_Activity:_ Across the listing, how many lines contain "with"? The reply is the number alone.

___ Data extract

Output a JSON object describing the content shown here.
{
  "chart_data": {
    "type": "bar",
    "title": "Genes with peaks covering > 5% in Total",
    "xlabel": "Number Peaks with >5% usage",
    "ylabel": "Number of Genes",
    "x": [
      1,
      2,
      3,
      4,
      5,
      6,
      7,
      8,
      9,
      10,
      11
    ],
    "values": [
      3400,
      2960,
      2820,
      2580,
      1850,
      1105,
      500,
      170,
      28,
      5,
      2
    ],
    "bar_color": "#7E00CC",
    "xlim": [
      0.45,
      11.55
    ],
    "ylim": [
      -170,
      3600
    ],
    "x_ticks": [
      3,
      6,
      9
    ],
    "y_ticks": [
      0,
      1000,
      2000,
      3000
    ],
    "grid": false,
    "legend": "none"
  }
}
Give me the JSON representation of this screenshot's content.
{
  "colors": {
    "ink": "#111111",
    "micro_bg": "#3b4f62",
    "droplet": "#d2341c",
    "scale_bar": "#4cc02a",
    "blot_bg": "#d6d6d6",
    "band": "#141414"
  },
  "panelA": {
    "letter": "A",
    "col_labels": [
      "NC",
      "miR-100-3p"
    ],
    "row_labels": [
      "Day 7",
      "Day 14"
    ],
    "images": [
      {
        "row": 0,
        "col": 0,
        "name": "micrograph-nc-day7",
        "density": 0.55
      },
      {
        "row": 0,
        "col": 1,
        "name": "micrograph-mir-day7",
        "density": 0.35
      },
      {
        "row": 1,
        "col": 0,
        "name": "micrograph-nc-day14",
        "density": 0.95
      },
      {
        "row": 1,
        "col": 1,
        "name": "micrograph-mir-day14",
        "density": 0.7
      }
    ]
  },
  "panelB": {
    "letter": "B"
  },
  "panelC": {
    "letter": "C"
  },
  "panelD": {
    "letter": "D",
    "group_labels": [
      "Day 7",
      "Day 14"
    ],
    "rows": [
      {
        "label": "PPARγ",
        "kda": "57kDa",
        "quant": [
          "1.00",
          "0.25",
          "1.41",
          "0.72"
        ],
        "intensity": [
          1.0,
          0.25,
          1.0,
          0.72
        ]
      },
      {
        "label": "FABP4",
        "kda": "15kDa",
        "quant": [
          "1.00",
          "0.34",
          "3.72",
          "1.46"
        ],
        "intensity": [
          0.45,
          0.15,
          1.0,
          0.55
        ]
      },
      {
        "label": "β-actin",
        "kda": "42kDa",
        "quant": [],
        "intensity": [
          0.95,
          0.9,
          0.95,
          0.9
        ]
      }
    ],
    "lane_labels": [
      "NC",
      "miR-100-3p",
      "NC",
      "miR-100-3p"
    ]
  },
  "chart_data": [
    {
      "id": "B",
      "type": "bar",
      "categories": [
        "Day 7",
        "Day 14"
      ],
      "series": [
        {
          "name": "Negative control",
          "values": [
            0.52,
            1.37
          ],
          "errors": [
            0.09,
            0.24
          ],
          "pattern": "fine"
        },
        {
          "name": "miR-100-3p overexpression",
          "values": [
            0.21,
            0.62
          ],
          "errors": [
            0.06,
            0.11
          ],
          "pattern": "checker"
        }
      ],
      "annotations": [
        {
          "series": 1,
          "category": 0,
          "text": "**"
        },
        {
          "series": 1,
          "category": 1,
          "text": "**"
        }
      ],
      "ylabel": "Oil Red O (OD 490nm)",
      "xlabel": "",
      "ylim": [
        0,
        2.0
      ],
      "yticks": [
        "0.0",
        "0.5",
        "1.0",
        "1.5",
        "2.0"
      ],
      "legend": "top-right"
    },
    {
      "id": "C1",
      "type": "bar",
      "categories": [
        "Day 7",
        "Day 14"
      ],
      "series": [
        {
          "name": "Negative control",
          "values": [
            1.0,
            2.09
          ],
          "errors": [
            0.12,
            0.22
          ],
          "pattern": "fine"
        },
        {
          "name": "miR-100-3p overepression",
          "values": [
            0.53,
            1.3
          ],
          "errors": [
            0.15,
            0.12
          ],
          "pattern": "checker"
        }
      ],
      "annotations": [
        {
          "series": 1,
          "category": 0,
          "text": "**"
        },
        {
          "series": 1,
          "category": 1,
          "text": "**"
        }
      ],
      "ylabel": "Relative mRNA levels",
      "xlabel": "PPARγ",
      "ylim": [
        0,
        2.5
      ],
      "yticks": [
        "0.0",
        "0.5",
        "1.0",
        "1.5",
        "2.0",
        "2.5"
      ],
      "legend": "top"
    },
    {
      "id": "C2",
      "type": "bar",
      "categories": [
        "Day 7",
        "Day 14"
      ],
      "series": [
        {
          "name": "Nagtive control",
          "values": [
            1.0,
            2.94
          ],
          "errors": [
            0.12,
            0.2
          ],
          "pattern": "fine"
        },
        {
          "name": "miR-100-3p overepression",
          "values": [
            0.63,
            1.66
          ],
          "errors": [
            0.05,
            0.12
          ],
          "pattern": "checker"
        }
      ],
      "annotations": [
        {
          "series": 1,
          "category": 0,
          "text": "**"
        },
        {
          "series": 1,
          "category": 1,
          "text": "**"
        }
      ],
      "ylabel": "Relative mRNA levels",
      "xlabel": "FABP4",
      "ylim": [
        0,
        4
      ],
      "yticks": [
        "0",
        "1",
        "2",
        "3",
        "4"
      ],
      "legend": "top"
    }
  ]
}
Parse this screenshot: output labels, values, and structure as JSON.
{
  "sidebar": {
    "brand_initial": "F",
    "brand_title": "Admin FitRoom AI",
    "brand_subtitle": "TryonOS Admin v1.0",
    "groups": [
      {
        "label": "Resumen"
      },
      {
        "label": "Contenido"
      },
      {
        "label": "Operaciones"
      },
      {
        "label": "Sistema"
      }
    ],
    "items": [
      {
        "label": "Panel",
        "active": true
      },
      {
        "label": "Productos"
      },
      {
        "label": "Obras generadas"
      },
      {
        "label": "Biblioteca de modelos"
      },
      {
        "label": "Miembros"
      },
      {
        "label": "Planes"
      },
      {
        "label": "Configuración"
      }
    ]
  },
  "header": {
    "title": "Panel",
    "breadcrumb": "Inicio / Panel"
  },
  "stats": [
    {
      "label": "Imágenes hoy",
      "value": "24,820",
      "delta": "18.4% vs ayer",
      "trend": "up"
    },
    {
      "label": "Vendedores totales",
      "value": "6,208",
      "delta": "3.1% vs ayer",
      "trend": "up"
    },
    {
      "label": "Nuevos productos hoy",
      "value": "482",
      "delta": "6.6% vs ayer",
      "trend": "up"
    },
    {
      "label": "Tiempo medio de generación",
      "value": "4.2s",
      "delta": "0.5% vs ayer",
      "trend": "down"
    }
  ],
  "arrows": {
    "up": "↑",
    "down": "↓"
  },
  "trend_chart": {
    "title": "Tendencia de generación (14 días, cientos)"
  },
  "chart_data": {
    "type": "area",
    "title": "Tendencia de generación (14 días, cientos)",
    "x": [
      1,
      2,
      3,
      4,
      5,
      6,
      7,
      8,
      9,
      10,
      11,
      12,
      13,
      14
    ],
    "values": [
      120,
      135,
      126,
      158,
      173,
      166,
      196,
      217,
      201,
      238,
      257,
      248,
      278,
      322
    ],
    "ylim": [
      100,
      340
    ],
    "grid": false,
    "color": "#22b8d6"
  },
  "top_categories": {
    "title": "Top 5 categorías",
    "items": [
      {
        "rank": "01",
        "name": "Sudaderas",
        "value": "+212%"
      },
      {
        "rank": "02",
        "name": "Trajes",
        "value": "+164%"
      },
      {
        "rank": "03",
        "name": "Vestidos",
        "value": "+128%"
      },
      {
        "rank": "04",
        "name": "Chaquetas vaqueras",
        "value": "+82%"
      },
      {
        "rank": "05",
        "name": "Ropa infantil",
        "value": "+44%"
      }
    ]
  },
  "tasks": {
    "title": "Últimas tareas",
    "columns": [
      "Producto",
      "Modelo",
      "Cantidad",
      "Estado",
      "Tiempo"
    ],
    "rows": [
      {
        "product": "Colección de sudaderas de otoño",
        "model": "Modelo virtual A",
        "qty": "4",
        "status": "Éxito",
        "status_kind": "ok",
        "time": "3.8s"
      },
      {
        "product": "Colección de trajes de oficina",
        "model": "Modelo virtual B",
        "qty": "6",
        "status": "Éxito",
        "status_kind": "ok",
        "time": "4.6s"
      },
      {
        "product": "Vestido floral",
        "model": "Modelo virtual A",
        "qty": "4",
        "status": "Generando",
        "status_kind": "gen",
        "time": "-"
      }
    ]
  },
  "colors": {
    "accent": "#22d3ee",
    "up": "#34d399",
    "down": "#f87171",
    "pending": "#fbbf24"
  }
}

______

_Answer to this problem:_ 2